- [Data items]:
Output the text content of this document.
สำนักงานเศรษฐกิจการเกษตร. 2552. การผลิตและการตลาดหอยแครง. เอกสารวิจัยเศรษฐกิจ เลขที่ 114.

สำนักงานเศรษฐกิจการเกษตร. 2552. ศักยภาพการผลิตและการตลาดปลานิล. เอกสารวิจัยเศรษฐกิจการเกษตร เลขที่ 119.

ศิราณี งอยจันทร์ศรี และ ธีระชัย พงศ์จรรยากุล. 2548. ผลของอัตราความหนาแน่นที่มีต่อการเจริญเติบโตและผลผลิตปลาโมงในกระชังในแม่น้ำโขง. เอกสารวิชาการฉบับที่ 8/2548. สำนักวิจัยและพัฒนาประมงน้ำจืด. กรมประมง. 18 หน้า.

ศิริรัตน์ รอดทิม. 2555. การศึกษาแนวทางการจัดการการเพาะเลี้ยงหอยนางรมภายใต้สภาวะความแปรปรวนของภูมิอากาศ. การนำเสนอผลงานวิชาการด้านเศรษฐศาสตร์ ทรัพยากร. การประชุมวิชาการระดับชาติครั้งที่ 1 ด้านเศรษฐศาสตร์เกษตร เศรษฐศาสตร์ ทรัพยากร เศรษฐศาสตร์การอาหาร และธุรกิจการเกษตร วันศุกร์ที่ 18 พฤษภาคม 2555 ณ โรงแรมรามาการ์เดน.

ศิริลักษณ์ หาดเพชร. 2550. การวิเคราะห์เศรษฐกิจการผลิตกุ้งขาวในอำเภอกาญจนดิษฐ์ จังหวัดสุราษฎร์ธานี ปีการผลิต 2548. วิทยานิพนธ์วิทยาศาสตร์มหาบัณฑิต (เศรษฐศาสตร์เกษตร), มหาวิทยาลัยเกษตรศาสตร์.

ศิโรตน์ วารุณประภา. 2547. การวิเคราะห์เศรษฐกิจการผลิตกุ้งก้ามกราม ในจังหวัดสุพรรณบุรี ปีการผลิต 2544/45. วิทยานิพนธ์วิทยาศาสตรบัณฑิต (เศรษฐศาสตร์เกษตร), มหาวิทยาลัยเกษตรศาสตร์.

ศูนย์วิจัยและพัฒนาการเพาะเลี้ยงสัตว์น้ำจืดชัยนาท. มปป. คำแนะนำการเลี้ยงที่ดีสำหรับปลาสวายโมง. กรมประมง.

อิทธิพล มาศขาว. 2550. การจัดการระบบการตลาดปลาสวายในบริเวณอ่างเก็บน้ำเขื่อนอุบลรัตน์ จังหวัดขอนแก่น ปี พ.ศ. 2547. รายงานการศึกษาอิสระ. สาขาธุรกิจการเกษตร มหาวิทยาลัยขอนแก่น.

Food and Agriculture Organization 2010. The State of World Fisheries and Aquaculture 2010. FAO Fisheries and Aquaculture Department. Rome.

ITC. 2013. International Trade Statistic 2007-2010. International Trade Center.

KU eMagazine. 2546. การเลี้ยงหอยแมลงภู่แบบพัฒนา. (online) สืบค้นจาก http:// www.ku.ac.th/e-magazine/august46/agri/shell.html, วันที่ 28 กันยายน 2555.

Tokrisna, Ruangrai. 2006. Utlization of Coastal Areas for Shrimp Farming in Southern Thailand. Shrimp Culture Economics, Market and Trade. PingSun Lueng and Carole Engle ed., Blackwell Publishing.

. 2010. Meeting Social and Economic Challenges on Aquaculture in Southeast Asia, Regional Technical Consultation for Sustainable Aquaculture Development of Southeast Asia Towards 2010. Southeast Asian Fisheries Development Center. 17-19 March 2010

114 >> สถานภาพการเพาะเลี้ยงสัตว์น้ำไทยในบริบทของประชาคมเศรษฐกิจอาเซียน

- [TASK TO COMPLETE]:
Retype the records that precede this task, keeping them exactly the same.

- [RESPONSE TO THE TASK]:
Output the text content of this document.
สำนักงานเศรษฐกิจการเกษตร. 2552. การผลิตและการตลาดหอยแครง. เอกสารวิจัยเศรษฐกิจ เลขที่ 114.

สำนักงานเศรษฐกิจการเกษตร. 2552. ศักยภาพการผลิตและการตลาดปลานิล. เอกสารวิจัยเศรษฐกิจการเกษตร เลขที่ 119.

ศิราณี งอยจันทร์ศรี และ ธีระชัย พงศ์จรรยากุล. 2548. ผลของอัตราความหนาแน่นที่มีต่อการเจริญเติบโตและผลผลิตปลาโมงในกระชังในแม่น้ำโขง. เอกสารวิชาการฉบับที่ 8/2548. สำนักวิจัยและพัฒนาประมงน้ำจืด. กรมประมง. 18 หน้า.

ศิริรัตน์ รอดทิม. 2555. การศึกษาแนวทางการจัดการการเพาะเลี้ยงหอยนางรมภายใต้สภาวะความแปรปรวนของภูมิอากาศ. การนำเสนอผลงานวิชาการด้านเศรษฐศาสตร์ ทรัพยากร. การประชุมวิชาการระดับชาติครั้งที่ 1 ด้านเศรษฐศาสตร์เกษตร เศรษฐศาสตร์ ทรัพยากร เศรษฐศาสตร์การอาหาร และธุรกิจการเกษตร วันศุกร์ที่ 18 พฤษภาคม 2555 ณ โรงแรมรามาการ์เดน.

ศิริลักษณ์ หาดเพชร. 2550. การวิเคราะห์เศรษฐกิจการผลิตกุ้งขาวในอำเภอกาญจนดิษฐ์ จังหวัดสุราษฎร์ธานี ปีการผลิต 2548. วิทยานิพนธ์วิทยาศาสตร์มหาบัณฑิต (เศรษฐศาสตร์เกษตร), มหาวิทยาลัยเกษตรศาสตร์.

ศิโรตน์ วารุณประภา. 2547. การวิเคราะห์เศรษฐกิจการผลิตกุ้งก้ามกราม ในจังหวัดสุพรรณบุรี ปีการผลิต 2544/45. วิทยานิพนธ์วิทยาศาสตรบัณฑิต (เศรษฐศาสตร์เกษตร), มหาวิทยาลัยเกษตรศาสตร์.

ศูนย์วิจัยและพัฒนาการเพาะเลี้ยงสัตว์น้ำจืดชัยนาท. มปป. คำแนะนำการเลี้ยงที่ดีสำหรับปลาสวายโมง. กรมประมง.

อิทธิพล มาศขาว. 2550. การจัดการระบบการตลาดปลาสวายในบริเวณอ่างเก็บน้ำเขื่อนอุบลรัตน์ จังหวัดขอนแก่น ปี พ.ศ. 2547. รายงานการศึกษาอิสระ. สาขาธุรกิจการเกษตร มหาวิทยาลัยขอนแก่น.

Food and Agriculture Organization 2010. The State of World Fisheries and Aquaculture 2010. FAO Fisheries and Aquaculture Department. Rome.

ITC. 2013. International Trade Statistic 2007-2010. International Trade Center.

KU eMagazine. 2546. การเลี้ยงหอยแมลงภู่แบบพัฒนา. (online) สืบค้นจาก http:// www.ku.ac.th/e-magazine/august46/agri/shell.html, วันที่ 28 กันยายน 2555.

Tokrisna, Ruangrai. 2006. Utlization of Coastal Areas for Shrimp Farming in Southern Thailand. Shrimp Culture Economics, Market and Trade. PingSun Lueng and Carole Engle ed., Blackwell Publishing.

. 2010. Meeting Social and Economic Challenges on Aquaculture in Southeast Asia, Regional Technical Consultation for Sustainable Aquaculture Development of Southeast Asia Towards 2010. Southeast Asian Fisheries Development Center. 17-19 March 2010

114 >> สถานภาพการเพาะเลี้ยงสัตว์น้ำไทยในบริบทของประชาคมเศรษฐกิจอาเซียน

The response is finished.